• Job:
Look through the material below. Copy each line that contains the string "CORR".

• Data for processing:
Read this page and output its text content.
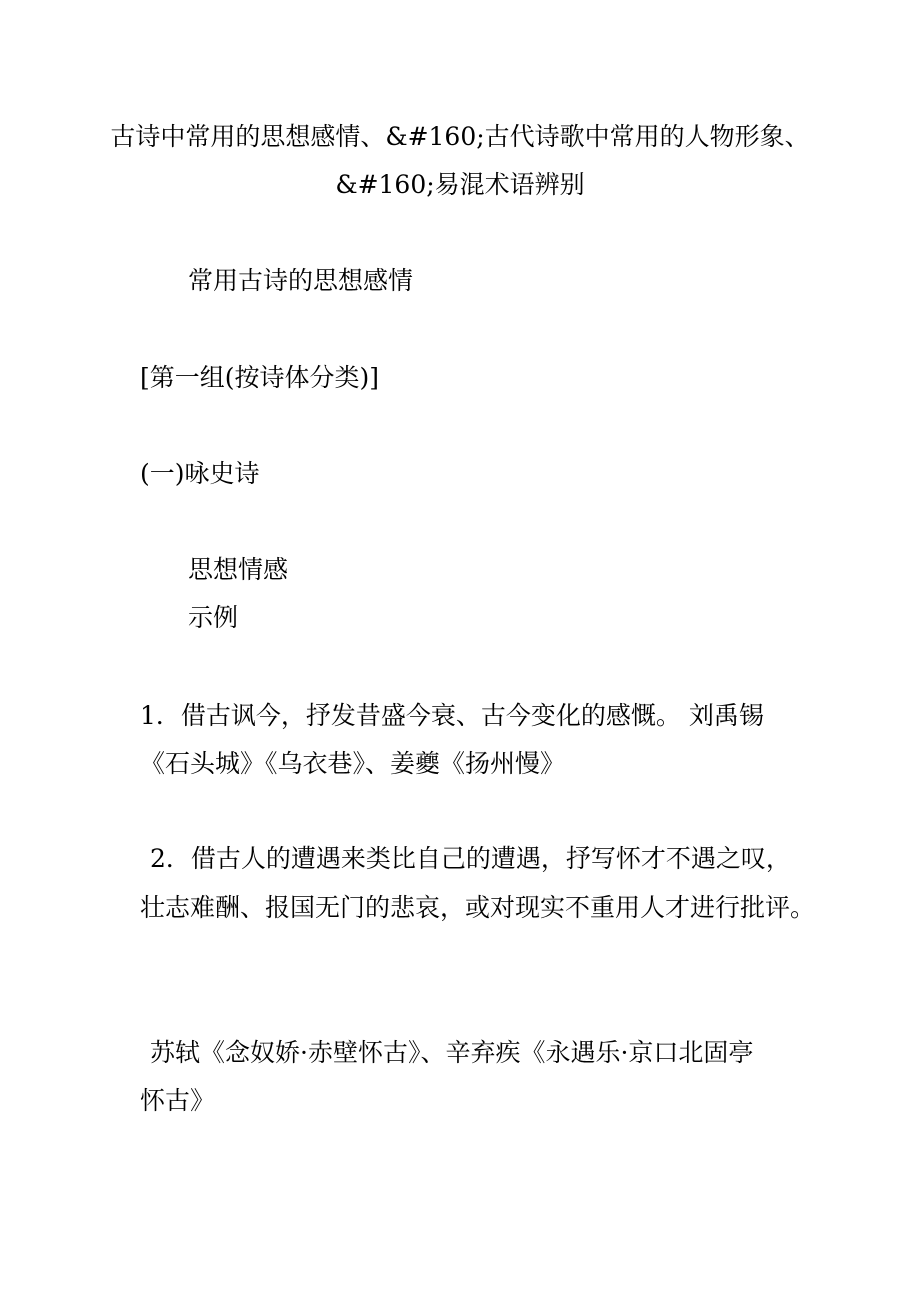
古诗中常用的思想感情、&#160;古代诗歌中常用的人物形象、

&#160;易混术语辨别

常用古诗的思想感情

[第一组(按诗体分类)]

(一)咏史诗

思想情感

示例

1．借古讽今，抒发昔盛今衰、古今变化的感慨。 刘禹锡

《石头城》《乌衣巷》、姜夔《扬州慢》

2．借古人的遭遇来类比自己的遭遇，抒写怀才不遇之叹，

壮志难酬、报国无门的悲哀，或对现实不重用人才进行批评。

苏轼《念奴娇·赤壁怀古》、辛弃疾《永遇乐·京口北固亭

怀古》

==

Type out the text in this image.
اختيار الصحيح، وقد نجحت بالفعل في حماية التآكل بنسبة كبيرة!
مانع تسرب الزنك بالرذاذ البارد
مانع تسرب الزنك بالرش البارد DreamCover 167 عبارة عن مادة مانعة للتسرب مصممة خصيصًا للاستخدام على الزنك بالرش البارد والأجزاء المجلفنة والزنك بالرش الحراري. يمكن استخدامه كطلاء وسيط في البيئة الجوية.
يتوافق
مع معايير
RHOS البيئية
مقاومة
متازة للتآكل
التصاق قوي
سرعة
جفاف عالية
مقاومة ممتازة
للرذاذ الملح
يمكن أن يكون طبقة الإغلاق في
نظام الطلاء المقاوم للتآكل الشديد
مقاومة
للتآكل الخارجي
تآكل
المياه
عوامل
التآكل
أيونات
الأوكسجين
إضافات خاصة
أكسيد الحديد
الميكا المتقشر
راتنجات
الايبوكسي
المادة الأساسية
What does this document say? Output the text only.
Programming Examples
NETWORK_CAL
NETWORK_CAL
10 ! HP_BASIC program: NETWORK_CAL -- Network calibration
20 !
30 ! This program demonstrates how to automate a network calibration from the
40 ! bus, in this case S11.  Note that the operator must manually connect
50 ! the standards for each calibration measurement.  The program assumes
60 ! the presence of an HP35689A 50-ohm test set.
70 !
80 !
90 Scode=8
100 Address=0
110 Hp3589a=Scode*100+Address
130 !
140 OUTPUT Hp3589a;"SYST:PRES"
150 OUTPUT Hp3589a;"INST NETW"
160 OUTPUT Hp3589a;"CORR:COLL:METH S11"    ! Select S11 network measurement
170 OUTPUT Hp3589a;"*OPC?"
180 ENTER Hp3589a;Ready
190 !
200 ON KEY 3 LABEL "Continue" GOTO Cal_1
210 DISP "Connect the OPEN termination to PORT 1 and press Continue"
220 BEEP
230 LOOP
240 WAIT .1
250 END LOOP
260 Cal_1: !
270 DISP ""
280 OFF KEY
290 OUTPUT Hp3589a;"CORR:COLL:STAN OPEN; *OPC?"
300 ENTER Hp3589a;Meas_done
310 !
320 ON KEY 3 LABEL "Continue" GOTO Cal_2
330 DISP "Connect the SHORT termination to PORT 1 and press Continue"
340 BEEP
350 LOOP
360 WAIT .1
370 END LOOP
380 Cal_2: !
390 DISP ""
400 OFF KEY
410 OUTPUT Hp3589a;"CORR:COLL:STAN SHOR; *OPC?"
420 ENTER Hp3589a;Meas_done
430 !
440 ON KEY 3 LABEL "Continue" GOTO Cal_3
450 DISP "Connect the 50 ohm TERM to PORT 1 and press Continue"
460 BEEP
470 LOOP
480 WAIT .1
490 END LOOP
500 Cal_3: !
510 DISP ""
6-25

• The completed task:
160 OUTPUT Hp3589a;"CORR:COLL:METH S11"    ! Select S11 network measurement
290 OUTPUT Hp3589a;"CORR:COLL:STAN OPEN; *OPC?"
410 OUTPUT Hp3589a;"CORR:COLL:STAN SHOR; *OPC?"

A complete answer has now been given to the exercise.